Exercise objective:
Which lines contain the string "Reduced"? Please list every one of them.

>>

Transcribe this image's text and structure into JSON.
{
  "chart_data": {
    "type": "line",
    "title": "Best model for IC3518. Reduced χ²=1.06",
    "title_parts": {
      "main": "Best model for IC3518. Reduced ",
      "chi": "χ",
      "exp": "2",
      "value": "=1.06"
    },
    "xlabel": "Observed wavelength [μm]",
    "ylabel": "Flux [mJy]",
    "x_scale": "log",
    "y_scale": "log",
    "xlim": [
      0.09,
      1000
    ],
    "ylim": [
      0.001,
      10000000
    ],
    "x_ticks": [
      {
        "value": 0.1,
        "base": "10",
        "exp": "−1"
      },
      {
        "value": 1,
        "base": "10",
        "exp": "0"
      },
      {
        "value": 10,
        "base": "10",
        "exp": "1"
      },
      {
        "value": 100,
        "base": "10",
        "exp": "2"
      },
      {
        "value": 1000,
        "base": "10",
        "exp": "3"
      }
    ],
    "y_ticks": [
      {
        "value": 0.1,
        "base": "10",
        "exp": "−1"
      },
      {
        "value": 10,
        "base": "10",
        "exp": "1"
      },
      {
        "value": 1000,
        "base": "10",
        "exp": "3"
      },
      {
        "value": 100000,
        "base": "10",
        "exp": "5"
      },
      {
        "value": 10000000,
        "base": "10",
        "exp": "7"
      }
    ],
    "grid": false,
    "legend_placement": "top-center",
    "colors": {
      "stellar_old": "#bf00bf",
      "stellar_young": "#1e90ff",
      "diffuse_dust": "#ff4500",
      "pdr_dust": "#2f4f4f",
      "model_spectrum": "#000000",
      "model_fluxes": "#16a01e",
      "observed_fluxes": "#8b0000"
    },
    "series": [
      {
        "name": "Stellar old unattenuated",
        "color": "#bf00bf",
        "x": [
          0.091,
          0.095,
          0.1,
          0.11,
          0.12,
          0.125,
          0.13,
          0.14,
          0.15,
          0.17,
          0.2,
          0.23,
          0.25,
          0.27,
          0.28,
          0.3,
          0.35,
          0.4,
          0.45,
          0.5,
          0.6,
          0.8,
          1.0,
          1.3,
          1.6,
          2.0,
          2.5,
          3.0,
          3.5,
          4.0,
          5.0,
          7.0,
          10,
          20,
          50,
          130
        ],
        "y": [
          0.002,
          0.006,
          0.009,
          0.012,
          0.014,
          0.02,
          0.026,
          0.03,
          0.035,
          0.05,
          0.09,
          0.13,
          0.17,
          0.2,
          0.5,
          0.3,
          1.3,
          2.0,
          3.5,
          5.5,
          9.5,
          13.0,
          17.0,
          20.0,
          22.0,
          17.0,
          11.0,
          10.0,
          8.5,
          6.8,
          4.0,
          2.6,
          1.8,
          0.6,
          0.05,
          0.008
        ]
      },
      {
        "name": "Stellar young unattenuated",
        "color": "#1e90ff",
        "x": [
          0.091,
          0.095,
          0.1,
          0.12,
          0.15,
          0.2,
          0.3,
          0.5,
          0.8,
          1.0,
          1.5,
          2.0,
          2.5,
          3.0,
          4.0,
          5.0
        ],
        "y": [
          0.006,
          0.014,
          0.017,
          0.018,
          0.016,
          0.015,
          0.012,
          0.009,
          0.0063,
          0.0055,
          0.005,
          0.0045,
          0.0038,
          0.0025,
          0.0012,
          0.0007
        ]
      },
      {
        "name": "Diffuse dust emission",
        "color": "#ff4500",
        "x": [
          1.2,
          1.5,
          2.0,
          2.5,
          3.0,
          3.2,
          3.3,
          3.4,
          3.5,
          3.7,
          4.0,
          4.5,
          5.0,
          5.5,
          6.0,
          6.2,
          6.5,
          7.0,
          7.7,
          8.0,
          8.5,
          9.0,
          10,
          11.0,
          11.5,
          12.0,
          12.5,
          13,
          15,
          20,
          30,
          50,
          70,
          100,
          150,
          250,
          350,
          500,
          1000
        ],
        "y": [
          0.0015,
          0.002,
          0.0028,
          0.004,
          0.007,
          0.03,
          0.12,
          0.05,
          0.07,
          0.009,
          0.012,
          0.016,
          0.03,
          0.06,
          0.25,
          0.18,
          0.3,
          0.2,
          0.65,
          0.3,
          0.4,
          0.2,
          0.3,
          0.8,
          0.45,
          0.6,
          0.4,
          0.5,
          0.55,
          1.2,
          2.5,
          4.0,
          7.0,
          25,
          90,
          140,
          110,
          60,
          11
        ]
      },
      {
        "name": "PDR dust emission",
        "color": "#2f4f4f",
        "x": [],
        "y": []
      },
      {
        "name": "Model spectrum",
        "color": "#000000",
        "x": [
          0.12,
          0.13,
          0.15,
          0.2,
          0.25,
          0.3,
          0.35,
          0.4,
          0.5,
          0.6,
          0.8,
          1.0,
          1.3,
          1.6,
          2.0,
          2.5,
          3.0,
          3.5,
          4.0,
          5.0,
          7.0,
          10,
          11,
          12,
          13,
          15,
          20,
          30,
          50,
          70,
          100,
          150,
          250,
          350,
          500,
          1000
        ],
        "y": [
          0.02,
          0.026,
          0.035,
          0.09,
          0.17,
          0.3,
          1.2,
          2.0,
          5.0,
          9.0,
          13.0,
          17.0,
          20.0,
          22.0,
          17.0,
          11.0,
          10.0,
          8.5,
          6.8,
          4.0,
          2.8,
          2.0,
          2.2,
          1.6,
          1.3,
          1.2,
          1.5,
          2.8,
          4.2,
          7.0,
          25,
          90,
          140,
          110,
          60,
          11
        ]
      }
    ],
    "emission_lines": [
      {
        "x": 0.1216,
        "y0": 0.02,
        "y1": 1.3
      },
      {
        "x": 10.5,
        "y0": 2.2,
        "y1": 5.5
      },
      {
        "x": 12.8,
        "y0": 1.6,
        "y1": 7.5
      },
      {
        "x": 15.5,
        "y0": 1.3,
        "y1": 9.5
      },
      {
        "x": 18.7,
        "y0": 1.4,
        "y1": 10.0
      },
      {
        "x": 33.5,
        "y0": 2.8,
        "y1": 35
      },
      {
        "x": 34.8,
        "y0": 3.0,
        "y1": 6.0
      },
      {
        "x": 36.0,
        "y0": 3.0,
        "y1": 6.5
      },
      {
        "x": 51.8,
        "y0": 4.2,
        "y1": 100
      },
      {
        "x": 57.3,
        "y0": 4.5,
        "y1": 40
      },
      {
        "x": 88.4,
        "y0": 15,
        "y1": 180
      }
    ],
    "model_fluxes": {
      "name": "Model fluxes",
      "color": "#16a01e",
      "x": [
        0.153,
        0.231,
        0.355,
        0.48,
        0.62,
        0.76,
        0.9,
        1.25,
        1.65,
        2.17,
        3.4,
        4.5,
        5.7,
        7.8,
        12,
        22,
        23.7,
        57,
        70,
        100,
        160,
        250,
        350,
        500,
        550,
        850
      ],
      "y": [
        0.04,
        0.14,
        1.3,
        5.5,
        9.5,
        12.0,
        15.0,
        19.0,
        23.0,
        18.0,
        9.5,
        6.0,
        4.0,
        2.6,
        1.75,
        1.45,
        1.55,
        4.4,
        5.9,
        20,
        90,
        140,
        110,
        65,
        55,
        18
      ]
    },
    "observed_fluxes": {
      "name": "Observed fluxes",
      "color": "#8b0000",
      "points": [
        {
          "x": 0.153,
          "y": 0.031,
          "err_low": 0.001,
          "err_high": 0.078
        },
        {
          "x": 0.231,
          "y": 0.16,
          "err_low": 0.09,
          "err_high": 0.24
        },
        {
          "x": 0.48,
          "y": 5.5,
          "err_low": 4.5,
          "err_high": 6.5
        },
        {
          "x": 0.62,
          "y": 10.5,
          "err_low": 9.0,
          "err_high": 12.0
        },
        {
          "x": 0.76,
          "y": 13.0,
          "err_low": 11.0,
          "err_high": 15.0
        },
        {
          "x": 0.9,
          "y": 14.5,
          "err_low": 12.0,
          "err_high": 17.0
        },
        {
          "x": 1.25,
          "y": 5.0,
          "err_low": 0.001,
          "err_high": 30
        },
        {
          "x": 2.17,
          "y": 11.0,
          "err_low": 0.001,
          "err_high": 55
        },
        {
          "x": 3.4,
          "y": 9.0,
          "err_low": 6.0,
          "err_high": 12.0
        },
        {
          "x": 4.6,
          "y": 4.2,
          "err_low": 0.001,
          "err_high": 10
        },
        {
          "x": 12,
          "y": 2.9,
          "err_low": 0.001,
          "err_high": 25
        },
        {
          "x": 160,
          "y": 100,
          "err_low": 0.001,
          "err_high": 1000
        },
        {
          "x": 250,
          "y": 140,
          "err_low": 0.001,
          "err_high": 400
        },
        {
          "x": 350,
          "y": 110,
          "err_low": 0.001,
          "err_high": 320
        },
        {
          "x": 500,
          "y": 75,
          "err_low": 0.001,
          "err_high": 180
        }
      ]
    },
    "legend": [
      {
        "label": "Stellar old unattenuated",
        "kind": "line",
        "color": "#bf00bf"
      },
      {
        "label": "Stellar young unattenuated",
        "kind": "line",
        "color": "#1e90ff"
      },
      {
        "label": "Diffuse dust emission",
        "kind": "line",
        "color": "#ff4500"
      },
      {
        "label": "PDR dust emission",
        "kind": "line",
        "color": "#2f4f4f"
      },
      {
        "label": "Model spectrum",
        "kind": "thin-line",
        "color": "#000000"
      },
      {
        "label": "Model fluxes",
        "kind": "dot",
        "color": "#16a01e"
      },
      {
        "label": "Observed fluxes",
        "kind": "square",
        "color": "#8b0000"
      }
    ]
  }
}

<<

Final result:
    "title": "Best model for IC3518. Reduced χ²=1.06",
      "main": "Best model for IC3518. Reduced ",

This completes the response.